(Figure record listings)
● ● ●
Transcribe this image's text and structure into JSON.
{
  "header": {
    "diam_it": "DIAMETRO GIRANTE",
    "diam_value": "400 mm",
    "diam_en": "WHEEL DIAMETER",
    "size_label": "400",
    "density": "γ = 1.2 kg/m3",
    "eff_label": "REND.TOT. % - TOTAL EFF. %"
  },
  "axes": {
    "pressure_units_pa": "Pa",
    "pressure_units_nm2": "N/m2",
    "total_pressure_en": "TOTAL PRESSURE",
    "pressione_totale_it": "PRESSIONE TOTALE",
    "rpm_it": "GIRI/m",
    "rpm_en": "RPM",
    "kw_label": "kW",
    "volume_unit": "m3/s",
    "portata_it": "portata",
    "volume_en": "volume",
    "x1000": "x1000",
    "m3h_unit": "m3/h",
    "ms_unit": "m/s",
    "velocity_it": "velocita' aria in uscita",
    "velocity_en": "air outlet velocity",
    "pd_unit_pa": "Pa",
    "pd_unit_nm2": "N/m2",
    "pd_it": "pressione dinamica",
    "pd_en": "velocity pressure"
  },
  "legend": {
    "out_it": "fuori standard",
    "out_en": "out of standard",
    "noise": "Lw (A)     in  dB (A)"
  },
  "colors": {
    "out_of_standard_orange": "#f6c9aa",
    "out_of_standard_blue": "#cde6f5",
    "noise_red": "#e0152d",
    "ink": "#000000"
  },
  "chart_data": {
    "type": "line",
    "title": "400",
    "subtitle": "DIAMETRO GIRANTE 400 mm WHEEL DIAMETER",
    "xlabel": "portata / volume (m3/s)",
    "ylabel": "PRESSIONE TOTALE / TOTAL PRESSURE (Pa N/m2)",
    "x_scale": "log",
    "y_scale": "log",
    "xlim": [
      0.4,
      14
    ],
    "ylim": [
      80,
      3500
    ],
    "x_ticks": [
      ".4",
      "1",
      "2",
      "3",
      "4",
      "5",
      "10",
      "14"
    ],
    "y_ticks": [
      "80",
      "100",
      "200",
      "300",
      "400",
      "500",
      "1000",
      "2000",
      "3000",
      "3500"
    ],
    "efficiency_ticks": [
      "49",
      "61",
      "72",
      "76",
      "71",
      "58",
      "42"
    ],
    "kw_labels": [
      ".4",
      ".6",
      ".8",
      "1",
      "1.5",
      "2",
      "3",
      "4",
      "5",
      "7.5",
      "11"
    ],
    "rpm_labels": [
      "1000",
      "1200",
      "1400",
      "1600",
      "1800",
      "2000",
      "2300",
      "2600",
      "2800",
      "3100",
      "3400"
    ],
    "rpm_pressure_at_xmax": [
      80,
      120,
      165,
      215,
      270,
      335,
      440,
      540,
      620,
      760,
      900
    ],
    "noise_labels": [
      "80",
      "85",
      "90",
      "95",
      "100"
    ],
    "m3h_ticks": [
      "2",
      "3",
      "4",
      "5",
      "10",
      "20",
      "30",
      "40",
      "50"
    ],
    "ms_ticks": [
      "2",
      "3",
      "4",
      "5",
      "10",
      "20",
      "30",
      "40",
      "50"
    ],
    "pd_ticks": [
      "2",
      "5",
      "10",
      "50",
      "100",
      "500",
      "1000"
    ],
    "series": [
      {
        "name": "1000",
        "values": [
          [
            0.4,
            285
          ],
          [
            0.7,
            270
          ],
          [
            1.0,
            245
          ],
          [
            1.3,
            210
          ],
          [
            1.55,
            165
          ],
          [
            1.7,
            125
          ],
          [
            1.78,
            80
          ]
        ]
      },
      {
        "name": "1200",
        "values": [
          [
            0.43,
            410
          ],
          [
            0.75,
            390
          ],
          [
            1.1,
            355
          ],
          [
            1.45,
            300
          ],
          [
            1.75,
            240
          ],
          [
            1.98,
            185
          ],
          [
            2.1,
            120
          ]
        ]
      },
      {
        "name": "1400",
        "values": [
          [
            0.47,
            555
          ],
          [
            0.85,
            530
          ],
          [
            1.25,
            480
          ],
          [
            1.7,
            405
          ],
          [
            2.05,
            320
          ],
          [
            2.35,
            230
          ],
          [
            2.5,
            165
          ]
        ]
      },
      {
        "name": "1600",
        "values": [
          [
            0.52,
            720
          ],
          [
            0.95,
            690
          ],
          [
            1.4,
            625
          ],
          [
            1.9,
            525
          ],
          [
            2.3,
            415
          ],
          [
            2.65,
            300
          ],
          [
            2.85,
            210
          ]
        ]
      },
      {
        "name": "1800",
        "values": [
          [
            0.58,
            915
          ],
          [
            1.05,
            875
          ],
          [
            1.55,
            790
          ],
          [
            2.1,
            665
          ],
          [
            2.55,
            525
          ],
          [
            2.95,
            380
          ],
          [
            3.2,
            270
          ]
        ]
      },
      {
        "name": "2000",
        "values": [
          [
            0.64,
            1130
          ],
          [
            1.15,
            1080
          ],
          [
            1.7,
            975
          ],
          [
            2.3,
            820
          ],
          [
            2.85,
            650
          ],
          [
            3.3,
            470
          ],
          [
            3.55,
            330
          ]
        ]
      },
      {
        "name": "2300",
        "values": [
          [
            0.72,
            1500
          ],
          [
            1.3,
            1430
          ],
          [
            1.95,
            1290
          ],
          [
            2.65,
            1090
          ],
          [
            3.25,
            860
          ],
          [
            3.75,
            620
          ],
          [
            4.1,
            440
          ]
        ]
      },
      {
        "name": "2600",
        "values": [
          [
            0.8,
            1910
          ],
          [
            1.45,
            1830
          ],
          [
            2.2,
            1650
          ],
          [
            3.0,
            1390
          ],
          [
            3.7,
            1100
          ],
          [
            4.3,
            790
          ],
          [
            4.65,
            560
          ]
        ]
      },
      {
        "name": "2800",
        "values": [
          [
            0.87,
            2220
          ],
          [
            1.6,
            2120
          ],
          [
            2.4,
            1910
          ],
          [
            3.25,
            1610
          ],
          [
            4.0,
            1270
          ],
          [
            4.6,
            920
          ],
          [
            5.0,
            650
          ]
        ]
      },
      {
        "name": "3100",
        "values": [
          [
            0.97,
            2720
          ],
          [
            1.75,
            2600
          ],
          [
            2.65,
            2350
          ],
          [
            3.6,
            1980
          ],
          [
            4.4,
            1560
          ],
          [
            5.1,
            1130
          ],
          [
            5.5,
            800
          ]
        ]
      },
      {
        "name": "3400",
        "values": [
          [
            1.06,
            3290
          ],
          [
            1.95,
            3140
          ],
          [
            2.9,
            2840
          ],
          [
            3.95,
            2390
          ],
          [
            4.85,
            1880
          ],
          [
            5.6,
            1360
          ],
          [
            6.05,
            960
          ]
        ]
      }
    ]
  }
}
● ● ●
__WRITTEN TASK__
Quote every entry exactly.

__FINISHED ANSWER__
Transcribe this image's text and structure into JSON.
{
  "header": {
    "diam_it": "DIAMETRO GIRANTE",
    "diam_value": "400 mm",
    "diam_en": "WHEEL DIAMETER",
    "size_label": "400",
    "density": "γ = 1.2 kg/m3",
    "eff_label": "REND.TOT. % - TOTAL EFF. %"
  },
  "axes": {
    "pressure_units_pa": "Pa",
    "pressure_units_nm2": "N/m2",
    "total_pressure_en": "TOTAL PRESSURE",
    "pressione_totale_it": "PRESSIONE TOTALE",
    "rpm_it": "GIRI/m",
    "rpm_en": "RPM",
    "kw_label": "kW",
    "volume_unit": "m3/s",
    "portata_it": "portata",
    "volume_en": "volume",
    "x1000": "x1000",
    "m3h_unit": "m3/h",
    "ms_unit": "m/s",
    "velocity_it": "velocita' aria in uscita",
    "velocity_en": "air outlet velocity",
    "pd_unit_pa": "Pa",
    "pd_unit_nm2": "N/m2",
    "pd_it": "pressione dinamica",
    "pd_en": "velocity pressure"
  },
  "legend": {
    "out_it": "fuori standard",
    "out_en": "out of standard",
    "noise": "Lw (A)     in  dB (A)"
  },
  "colors": {
    "out_of_standard_orange": "#f6c9aa",
    "out_of_standard_blue": "#cde6f5",
    "noise_red": "#e0152d",
    "ink": "#000000"
  },
  "chart_data": {
    "type": "line",
    "title": "400",
    "subtitle": "DIAMETRO GIRANTE 400 mm WHEEL DIAMETER",
    "xlabel": "portata / volume (m3/s)",
    "ylabel": "PRESSIONE TOTALE / TOTAL PRESSURE (Pa N/m2)",
    "x_scale": "log",
    "y_scale": "log",
    "xlim": [
      0.4,
      14
    ],
    "ylim": [
      80,
      3500
    ],
    "x_ticks": [
      ".4",
      "1",
      "2",
      "3",
      "4",
      "5",
      "10",
      "14"
    ],
    "y_ticks": [
      "80",
      "100",
      "200",
      "300",
      "400",
      "500",
      "1000",
      "2000",
      "3000",
      "3500"
    ],
    "efficiency_ticks": [
      "49",
      "61",
      "72",
      "76",
      "71",
      "58",
      "42"
    ],
    "kw_labels": [
      ".4",
      ".6",
      ".8",
      "1",
      "1.5",
      "2",
      "3",
      "4",
      "5",
      "7.5",
      "11"
    ],
    "rpm_labels": [
      "1000",
      "1200",
      "1400",
      "1600",
      "1800",
      "2000",
      "2300",
      "2600",
      "2800",
      "3100",
      "3400"
    ],
    "rpm_pressure_at_xmax": [
      80,
      120,
      165,
      215,
      270,
      335,
      440,
      540,
      620,
      760,
      900
    ],
    "noise_labels": [
      "80",
      "85",
      "90",
      "95",
      "100"
    ],
    "m3h_ticks": [
      "2",
      "3",
      "4",
      "5",
      "10",
      "20",
      "30",
      "40",
      "50"
    ],
    "ms_ticks": [
      "2",
      "3",
      "4",
      "5",
      "10",
      "20",
      "30",
      "40",
      "50"
    ],
    "pd_ticks": [
      "2",
      "5",
      "10",
      "50",
      "100",
      "500",
      "1000"
    ],
    "series": [
      {
        "name": "1000",
        "values": [
          [
            0.4,
            285
          ],
          [
            0.7,
            270
          ],
          [
            1.0,
            245
          ],
          [
            1.3,
            210
          ],
          [
            1.55,
            165
          ],
          [
            1.7,
            125
          ],
          [
            1.78,
            80
          ]
        ]
      },
      {
        "name": "1200",
        "values": [
          [
            0.43,
            410
          ],
          [
            0.75,
            390
          ],
          [
            1.1,
            355
          ],
          [
            1.45,
            300
          ],
          [
            1.75,
            240
          ],
          [
            1.98,
            185
          ],
          [
            2.1,
            120
          ]
        ]
      },
      {
        "name": "1400",
        "values": [
          [
            0.47,
            555
          ],
          [
            0.85,
            530
          ],
          [
            1.25,
            480
          ],
          [
            1.7,
            405
          ],
          [
            2.05,
            320
          ],
          [
            2.35,
            230
          ],
          [
            2.5,
            165
          ]
        ]
      },
      {
        "name": "1600",
        "values": [
          [
            0.52,
            720
          ],
          [
            0.95,
            690
          ],
          [
            1.4,
            625
          ],
          [
            1.9,
            525
          ],
          [
            2.3,
            415
          ],
          [
            2.65,
            300
          ],
          [
            2.85,
            210
          ]
        ]
      },
      {
        "name": "1800",
        "values": [
          [
            0.58,
            915
          ],
          [
            1.05,
            875
          ],
          [
            1.55,
            790
          ],
          [
            2.1,
            665
          ],
          [
            2.55,
            525
          ],
          [
            2.95,
            380
          ],
          [
            3.2,
            270
          ]
        ]
      },
      {
        "name": "2000",
        "values": [
          [
            0.64,
            1130
          ],
          [
            1.15,
            1080
          ],
          [
            1.7,
            975
          ],
          [
            2.3,
            820
          ],
          [
            2.85,
            650
          ],
          [
            3.3,
            470
          ],
          [
            3.55,
            330
          ]
        ]
      },
      {
        "name": "2300",
        "values": [
          [
            0.72,
            1500
          ],
          [
            1.3,
            1430
          ],
          [
            1.95,
            1290
          ],
          [
            2.65,
            1090
          ],
          [
            3.25,
            860
          ],
          [
            3.75,
            620
          ],
          [
            4.1,
            440
          ]
        ]
      },
      {
        "name": "2600",
        "values": [
          [
            0.8,
            1910
          ],
          [
            1.45,
            1830
          ],
          [
            2.2,
            1650
          ],
          [
            3.0,
            1390
          ],
          [
            3.7,
            1100
          ],
          [
            4.3,
            790
          ],
          [
            4.65,
            560
          ]
        ]
      },
      {
        "name": "2800",
        "values": [
          [
            0.87,
            2220
          ],
          [
            1.6,
            2120
          ],
          [
            2.4,
            1910
          ],
          [
            3.25,
            1610
          ],
          [
            4.0,
            1270
          ],
          [
            4.6,
            920
          ],
          [
            5.0,
            650
          ]
        ]
      },
      {
        "name": "3100",
        "values": [
          [
            0.97,
            2720
          ],
          [
            1.75,
            2600
          ],
          [
            2.65,
            2350
          ],
          [
            3.6,
            1980
          ],
          [
            4.4,
            1560
          ],
          [
            5.1,
            1130
          ],
          [
            5.5,
            800
          ]
        ]
      },
      {
        "name": "3400",
        "values": [
          [
            1.06,
            3290
          ],
          [
            1.95,
            3140
          ],
          [
            2.9,
            2840
          ],
          [
            3.95,
            2390
          ],
          [
            4.85,
            1880
          ],
          [
            5.6,
            1360
          ],
          [
            6.05,
            960
          ]
        ]
      }
    ]
  }
}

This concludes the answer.